* Data to process *

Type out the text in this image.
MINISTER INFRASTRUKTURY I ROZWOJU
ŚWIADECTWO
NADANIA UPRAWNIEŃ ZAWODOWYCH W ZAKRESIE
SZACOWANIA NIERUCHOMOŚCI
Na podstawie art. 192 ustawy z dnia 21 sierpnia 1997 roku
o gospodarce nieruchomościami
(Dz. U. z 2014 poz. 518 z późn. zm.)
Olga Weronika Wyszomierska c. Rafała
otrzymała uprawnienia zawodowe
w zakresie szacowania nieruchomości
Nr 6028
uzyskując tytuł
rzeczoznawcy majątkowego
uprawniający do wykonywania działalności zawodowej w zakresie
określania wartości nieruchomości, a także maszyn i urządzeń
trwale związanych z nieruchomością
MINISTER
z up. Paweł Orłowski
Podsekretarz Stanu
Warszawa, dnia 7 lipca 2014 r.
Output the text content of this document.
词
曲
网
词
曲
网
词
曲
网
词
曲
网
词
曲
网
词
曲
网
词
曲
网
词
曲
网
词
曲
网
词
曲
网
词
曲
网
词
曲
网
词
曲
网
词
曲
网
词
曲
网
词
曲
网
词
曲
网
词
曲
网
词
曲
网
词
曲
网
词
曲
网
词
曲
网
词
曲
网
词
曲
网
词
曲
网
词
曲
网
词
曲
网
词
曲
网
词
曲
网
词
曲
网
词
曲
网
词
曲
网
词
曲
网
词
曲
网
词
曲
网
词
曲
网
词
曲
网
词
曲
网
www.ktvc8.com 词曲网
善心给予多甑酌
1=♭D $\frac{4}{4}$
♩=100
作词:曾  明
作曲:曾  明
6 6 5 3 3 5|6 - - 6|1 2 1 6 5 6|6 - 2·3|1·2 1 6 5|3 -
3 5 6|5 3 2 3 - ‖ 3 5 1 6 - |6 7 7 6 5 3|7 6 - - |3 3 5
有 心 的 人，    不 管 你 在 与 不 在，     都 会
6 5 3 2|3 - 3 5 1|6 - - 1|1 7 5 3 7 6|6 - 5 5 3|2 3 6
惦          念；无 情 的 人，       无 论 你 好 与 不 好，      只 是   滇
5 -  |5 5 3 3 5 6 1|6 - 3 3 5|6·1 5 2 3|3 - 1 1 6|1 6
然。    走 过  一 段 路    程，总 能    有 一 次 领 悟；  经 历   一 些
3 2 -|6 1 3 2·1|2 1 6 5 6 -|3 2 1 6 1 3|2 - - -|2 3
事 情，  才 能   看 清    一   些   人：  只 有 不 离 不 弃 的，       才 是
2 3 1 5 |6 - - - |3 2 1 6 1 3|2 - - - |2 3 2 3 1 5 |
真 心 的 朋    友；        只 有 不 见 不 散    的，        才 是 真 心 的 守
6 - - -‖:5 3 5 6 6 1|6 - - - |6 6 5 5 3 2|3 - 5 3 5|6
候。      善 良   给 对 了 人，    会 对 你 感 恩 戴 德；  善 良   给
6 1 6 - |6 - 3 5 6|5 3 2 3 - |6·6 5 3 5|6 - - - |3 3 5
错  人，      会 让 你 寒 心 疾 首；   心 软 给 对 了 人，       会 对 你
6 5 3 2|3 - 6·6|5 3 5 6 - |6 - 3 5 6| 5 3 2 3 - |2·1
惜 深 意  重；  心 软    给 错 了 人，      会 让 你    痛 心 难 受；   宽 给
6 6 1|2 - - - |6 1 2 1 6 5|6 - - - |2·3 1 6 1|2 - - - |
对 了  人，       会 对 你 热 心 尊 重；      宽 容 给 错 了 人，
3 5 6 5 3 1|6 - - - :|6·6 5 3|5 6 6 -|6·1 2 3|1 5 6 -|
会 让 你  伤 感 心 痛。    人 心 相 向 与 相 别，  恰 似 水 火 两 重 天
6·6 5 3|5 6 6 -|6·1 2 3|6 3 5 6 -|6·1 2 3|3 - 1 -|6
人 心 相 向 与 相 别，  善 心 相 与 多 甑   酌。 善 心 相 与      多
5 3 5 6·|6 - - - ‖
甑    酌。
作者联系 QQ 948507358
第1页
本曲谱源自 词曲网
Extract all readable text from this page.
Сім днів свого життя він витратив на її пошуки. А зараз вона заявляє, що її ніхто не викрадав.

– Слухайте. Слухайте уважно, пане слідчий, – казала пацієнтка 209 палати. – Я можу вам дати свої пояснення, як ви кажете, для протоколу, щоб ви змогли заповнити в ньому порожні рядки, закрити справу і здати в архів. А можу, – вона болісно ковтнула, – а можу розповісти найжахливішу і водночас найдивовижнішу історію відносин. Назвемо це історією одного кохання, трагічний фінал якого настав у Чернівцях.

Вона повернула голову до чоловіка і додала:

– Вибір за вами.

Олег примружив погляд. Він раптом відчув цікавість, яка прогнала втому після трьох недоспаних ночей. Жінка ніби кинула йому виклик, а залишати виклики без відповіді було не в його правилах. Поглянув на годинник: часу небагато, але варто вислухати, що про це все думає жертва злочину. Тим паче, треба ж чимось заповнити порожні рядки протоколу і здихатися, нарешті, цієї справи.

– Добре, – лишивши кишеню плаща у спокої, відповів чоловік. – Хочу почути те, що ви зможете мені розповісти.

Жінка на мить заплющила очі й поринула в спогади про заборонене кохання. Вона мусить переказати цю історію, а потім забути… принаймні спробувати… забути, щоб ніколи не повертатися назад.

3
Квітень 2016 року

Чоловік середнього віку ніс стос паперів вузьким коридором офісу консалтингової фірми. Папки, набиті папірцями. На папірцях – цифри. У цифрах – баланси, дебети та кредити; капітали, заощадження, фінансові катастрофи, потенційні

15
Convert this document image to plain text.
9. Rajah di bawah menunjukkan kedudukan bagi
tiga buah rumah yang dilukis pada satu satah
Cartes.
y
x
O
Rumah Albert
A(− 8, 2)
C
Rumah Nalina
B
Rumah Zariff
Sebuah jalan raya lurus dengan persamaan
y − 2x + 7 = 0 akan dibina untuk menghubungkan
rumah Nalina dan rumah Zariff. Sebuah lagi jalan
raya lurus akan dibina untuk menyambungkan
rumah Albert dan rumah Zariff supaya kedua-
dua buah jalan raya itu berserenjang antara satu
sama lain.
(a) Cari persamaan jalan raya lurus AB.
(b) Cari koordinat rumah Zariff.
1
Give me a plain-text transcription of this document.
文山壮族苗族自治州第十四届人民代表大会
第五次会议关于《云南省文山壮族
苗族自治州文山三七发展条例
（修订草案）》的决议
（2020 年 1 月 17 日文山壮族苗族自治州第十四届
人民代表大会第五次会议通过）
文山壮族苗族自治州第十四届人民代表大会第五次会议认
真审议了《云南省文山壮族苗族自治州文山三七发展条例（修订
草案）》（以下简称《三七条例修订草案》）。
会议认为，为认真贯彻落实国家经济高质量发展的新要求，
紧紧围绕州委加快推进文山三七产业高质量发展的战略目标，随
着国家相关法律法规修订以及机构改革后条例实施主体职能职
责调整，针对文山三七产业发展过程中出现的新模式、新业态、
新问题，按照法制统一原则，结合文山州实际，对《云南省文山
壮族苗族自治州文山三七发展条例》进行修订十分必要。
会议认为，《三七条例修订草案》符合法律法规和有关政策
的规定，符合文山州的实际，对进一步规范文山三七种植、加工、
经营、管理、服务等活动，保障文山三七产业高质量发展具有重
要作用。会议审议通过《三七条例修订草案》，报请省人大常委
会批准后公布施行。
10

* Written exercise *
Output all preceding records character for character.

* Final result *
Type out the text in this image.
MINISTER INFRASTRUKTURY I ROZWOJU
ŚWIADECTWO
NADANIA UPRAWNIEŃ ZAWODOWYCH W ZAKRESIE
SZACOWANIA NIERUCHOMOŚCI
Na podstawie art. 192 ustawy z dnia 21 sierpnia 1997 roku
o gospodarce nieruchomościami
(Dz. U. z 2014 poz. 518 z późn. zm.)
Olga Weronika Wyszomierska c. Rafała
otrzymała uprawnienia zawodowe
w zakresie szacowania nieruchomości
Nr 6028
uzyskując tytuł
rzeczoznawcy majątkowego
uprawniający do wykonywania działalności zawodowej w zakresie
określania wartości nieruchomości, a także maszyn i urządzeń
trwale związanych z nieruchomością
MINISTER
z up. Paweł Orłowski
Podsekretarz Stanu
Warszawa, dnia 7 lipca 2014 r.
Output the text content of this document.
词
曲
网
词
曲
网
词
曲
网
词
曲
网
词
曲
网
词
曲
网
词
曲
网
词
曲
网
词
曲
网
词
曲
网
词
曲
网
词
曲
网
词
曲
网
词
曲
网
词
曲
网
词
曲
网
词
曲
网
词
曲
网
词
曲
网
词
曲
网
词
曲
网
词
曲
网
词
曲
网
词
曲
网
词
曲
网
词
曲
网
词
曲
网
词
曲
网
词
曲
网
词
曲
网
词
曲
网
词
曲
网
词
曲
网
词
曲
网
词
曲
网
词
曲
网
词
曲
网
词
曲
网
www.ktvc8.com 词曲网
善心给予多甑酌
1=♭D $\frac{4}{4}$
♩=100
作词:曾  明
作曲:曾  明
6 6 5 3 3 5|6 - - 6|1 2 1 6 5 6|6 - 2·3|1·2 1 6 5|3 -
3 5 6|5 3 2 3 - ‖ 3 5 1 6 - |6 7 7 6 5 3|7 6 - - |3 3 5
有 心 的 人，    不 管 你 在 与 不 在，     都 会
6 5 3 2|3 - 3 5 1|6 - - 1|1 7 5 3 7 6|6 - 5 5 3|2 3 6
惦          念；无 情 的 人，       无 论 你 好 与 不 好，      只 是   滇
5 -  |5 5 3 3 5 6 1|6 - 3 3 5|6·1 5 2 3|3 - 1 1 6|1 6
然。    走 过  一 段 路    程，总 能    有 一 次 领 悟；  经 历   一 些
3 2 -|6 1 3 2·1|2 1 6 5 6 -|3 2 1 6 1 3|2 - - -|2 3
事 情，  才 能   看 清    一   些   人：  只 有 不 离 不 弃 的，       才 是
2 3 1 5 |6 - - - |3 2 1 6 1 3|2 - - - |2 3 2 3 1 5 |
真 心 的 朋    友；        只 有 不 见 不 散    的，        才 是 真 心 的 守
6 - - -‖:5 3 5 6 6 1|6 - - - |6 6 5 5 3 2|3 - 5 3 5|6
候。      善 良   给 对 了 人，    会 对 你 感 恩 戴 德；  善 良   给
6 1 6 - |6 - 3 5 6|5 3 2 3 - |6·6 5 3 5|6 - - - |3 3 5
错  人，      会 让 你 寒 心 疾 首；   心 软 给 对 了 人，       会 对 你
6 5 3 2|3 - 6·6|5 3 5 6 - |6 - 3 5 6| 5 3 2 3 - |2·1
惜 深 意  重；  心 软    给 错 了 人，      会 让 你    痛 心 难 受；   宽 给
6 6 1|2 - - - |6 1 2 1 6 5|6 - - - |2·3 1 6 1|2 - - - |
对 了  人，       会 对 你 热 心 尊 重；      宽 容 给 错 了 人，
3 5 6 5 3 1|6 - - - :|6·6 5 3|5 6 6 -|6·1 2 3|1 5 6 -|
会 让 你  伤 感 心 痛。    人 心 相 向 与 相 别，  恰 似 水 火 两 重 天
6·6 5 3|5 6 6 -|6·1 2 3|6 3 5 6 -|6·1 2 3|3 - 1 -|6
人 心 相 向 与 相 别，  善 心 相 与 多 甑   酌。 善 心 相 与      多
5 3 5 6·|6 - - - ‖
甑    酌。
作者联系 QQ 948507358
第1页
本曲谱源自 词曲网
Extract all readable text from this page.
Сім днів свого життя він витратив на її пошуки. А зараз вона заявляє, що її ніхто не викрадав.

– Слухайте. Слухайте уважно, пане слідчий, – казала пацієнтка 209 палати. – Я можу вам дати свої пояснення, як ви кажете, для протоколу, щоб ви змогли заповнити в ньому порожні рядки, закрити справу і здати в архів. А можу, – вона болісно ковтнула, – а можу розповісти найжахливішу і водночас найдивовижнішу історію відносин. Назвемо це історією одного кохання, трагічний фінал якого настав у Чернівцях.

Вона повернула голову до чоловіка і додала:

– Вибір за вами.

Олег примружив погляд. Він раптом відчув цікавість, яка прогнала втому після трьох недоспаних ночей. Жінка ніби кинула йому виклик, а залишати виклики без відповіді було не в його правилах. Поглянув на годинник: часу небагато, але варто вислухати, що про це все думає жертва злочину. Тим паче, треба ж чимось заповнити порожні рядки протоколу і здихатися, нарешті, цієї справи.

– Добре, – лишивши кишеню плаща у спокої, відповів чоловік. – Хочу почути те, що ви зможете мені розповісти.

Жінка на мить заплющила очі й поринула в спогади про заборонене кохання. Вона мусить переказати цю історію, а потім забути… принаймні спробувати… забути, щоб ніколи не повертатися назад.

3
Квітень 2016 року

Чоловік середнього віку ніс стос паперів вузьким коридором офісу консалтингової фірми. Папки, набиті папірцями. На папірцях – цифри. У цифрах – баланси, дебети та кредити; капітали, заощадження, фінансові катастрофи, потенційні

15
Convert this document image to plain text.
9. Rajah di bawah menunjukkan kedudukan bagi
tiga buah rumah yang dilukis pada satu satah
Cartes.
y
x
O
Rumah Albert
A(− 8, 2)
C
Rumah Nalina
B
Rumah Zariff
Sebuah jalan raya lurus dengan persamaan
y − 2x + 7 = 0 akan dibina untuk menghubungkan
rumah Nalina dan rumah Zariff. Sebuah lagi jalan
raya lurus akan dibina untuk menyambungkan
rumah Albert dan rumah Zariff supaya kedua-
dua buah jalan raya itu berserenjang antara satu
sama lain.
(a) Cari persamaan jalan raya lurus AB.
(b) Cari koordinat rumah Zariff.
1
Give me a plain-text transcription of this document.
文山壮族苗族自治州第十四届人民代表大会
第五次会议关于《云南省文山壮族
苗族自治州文山三七发展条例
（修订草案）》的决议
（2020 年 1 月 17 日文山壮族苗族自治州第十四届
人民代表大会第五次会议通过）
文山壮族苗族自治州第十四届人民代表大会第五次会议认
真审议了《云南省文山壮族苗族自治州文山三七发展条例（修订
草案）》（以下简称《三七条例修订草案》）。
会议认为，为认真贯彻落实国家经济高质量发展的新要求，
紧紧围绕州委加快推进文山三七产业高质量发展的战略目标，随
着国家相关法律法规修订以及机构改革后条例实施主体职能职
责调整，针对文山三七产业发展过程中出现的新模式、新业态、
新问题，按照法制统一原则，结合文山州实际，对《云南省文山
壮族苗族自治州文山三七发展条例》进行修订十分必要。
会议认为，《三七条例修订草案》符合法律法规和有关政策
的规定，符合文山州的实际，对进一步规范文山三七种植、加工、
经营、管理、服务等活动，保障文山三七产业高质量发展具有重
要作用。会议审议通过《三七条例修订草案》，报请省人大常委
会批准后公布施行。
10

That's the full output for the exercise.